(Data records)
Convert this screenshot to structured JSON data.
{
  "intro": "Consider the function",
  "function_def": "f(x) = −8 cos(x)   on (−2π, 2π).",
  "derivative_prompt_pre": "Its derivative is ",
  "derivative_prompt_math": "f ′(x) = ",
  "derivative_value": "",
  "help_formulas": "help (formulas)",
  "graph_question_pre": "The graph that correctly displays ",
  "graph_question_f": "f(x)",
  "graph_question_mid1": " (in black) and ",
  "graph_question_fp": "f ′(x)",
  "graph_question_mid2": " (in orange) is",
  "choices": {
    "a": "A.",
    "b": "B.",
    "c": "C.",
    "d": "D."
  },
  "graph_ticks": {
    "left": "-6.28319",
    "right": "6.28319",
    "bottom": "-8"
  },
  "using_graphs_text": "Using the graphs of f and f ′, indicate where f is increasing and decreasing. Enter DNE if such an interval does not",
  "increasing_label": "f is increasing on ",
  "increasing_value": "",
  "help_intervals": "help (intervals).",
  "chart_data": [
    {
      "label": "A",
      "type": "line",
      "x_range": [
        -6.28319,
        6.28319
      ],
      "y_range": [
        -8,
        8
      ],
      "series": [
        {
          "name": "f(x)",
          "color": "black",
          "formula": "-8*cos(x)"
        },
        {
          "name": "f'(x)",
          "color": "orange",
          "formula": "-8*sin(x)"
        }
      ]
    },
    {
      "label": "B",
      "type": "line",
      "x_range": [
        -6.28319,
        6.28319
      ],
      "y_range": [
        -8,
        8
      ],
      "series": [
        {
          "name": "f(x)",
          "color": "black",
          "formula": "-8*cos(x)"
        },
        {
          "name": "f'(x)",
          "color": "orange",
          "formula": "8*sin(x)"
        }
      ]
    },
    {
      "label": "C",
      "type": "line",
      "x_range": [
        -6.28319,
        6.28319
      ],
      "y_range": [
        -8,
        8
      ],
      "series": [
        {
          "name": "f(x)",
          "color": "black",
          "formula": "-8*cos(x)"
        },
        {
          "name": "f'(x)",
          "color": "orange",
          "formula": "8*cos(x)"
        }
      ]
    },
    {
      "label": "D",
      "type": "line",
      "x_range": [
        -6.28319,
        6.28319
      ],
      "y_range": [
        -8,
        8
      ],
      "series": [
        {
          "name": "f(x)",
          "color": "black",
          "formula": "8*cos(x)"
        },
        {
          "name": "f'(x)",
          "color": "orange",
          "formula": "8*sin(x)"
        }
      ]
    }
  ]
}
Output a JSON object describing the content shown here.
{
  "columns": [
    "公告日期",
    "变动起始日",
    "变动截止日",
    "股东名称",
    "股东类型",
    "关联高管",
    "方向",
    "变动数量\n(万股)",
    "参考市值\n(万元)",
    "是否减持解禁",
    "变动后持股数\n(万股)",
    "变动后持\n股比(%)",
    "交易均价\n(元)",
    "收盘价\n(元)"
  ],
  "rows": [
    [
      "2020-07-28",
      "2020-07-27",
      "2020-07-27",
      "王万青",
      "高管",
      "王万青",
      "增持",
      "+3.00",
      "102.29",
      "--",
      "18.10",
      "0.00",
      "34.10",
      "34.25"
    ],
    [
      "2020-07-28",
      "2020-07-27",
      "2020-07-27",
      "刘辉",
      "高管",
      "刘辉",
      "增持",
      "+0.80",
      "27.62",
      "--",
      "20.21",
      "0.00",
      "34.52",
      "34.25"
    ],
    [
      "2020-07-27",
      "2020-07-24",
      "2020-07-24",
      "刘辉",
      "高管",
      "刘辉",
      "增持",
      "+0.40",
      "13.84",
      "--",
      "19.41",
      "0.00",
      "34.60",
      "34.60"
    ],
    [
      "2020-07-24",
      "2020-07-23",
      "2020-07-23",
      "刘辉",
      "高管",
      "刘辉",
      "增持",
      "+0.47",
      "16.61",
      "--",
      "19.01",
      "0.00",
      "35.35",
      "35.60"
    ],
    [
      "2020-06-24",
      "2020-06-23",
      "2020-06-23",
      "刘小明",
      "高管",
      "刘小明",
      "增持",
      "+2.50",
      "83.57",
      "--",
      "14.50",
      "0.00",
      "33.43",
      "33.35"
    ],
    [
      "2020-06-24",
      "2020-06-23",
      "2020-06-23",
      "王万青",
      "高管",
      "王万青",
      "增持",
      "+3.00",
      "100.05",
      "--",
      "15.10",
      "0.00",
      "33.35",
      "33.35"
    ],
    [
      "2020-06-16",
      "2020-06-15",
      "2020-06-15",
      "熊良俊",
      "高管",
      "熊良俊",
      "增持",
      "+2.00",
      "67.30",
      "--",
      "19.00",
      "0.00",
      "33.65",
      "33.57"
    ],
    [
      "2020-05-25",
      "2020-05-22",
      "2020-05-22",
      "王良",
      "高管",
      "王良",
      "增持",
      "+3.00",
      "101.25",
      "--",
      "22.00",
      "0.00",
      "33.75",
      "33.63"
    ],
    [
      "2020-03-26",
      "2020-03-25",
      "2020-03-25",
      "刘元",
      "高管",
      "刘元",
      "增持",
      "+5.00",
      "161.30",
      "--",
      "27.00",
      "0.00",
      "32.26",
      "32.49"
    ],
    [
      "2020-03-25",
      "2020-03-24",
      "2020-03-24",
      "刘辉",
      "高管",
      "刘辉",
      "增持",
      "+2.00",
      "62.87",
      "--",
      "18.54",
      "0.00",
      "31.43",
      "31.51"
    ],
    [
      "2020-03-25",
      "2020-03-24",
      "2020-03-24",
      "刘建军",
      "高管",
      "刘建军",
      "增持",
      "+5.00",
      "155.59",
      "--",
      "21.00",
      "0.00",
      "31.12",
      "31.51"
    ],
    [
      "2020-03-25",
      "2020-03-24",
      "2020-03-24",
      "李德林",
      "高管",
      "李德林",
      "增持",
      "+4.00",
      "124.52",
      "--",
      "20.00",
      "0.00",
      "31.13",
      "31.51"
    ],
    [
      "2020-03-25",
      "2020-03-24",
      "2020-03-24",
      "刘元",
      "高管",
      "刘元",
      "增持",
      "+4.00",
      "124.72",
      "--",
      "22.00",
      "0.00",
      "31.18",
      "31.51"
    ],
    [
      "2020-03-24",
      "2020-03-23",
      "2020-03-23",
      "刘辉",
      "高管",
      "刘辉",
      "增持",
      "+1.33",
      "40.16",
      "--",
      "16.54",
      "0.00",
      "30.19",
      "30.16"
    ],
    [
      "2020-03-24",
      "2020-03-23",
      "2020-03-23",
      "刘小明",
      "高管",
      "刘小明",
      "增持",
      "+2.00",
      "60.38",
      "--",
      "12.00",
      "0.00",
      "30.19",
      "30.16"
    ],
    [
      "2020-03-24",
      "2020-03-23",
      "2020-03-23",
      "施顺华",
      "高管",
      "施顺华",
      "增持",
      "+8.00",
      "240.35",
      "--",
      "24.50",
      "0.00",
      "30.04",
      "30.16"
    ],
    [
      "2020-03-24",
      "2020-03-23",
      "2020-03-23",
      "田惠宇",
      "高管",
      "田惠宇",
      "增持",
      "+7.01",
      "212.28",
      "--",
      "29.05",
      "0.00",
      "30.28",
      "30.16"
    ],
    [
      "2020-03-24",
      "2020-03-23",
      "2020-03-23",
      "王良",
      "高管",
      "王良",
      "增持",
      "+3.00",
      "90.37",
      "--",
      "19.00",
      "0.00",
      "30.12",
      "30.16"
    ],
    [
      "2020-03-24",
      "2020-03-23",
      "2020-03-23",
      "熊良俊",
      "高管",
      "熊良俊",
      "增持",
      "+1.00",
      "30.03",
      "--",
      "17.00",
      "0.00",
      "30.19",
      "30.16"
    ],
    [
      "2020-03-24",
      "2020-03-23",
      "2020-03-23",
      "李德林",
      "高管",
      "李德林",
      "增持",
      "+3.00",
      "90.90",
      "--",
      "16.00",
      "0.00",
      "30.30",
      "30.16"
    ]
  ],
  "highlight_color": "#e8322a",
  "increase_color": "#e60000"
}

_Goal_.
In the entries above, find every line holding the word "help" and copy it out.

_Final result_.
  "help_formulas": "help (formulas)",
  "help_intervals": "help (intervals).",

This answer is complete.